EXERCISE PROMPT: Copy every record word for word.

☆ ☆ ☆ ☆ ☆

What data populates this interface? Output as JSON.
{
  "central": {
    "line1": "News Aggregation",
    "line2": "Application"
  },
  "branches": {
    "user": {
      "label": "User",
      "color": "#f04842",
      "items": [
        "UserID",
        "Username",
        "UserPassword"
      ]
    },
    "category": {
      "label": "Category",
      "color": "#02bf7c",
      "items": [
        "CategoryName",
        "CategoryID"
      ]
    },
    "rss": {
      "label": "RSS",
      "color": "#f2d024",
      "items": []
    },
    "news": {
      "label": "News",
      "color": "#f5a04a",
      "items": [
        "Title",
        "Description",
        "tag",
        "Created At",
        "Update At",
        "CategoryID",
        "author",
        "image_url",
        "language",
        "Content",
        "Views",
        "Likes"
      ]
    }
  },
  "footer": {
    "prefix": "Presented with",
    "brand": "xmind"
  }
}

☆ ☆ ☆ ☆ ☆

RESULT:
What data populates this interface? Output as JSON.
{
  "central": {
    "line1": "News Aggregation",
    "line2": "Application"
  },
  "branches": {
    "user": {
      "label": "User",
      "color": "#f04842",
      "items": [
        "UserID",
        "Username",
        "UserPassword"
      ]
    },
    "category": {
      "label": "Category",
      "color": "#02bf7c",
      "items": [
        "CategoryName",
        "CategoryID"
      ]
    },
    "rss": {
      "label": "RSS",
      "color": "#f2d024",
      "items": []
    },
    "news": {
      "label": "News",
      "color": "#f5a04a",
      "items": [
        "Title",
        "Description",
        "tag",
        "Created At",
        "Update At",
        "CategoryID",
        "author",
        "image_url",
        "language",
        "Content",
        "Views",
        "Likes"
      ]
    }
  },
  "footer": {
    "prefix": "Presented with",
    "brand": "xmind"
  }
}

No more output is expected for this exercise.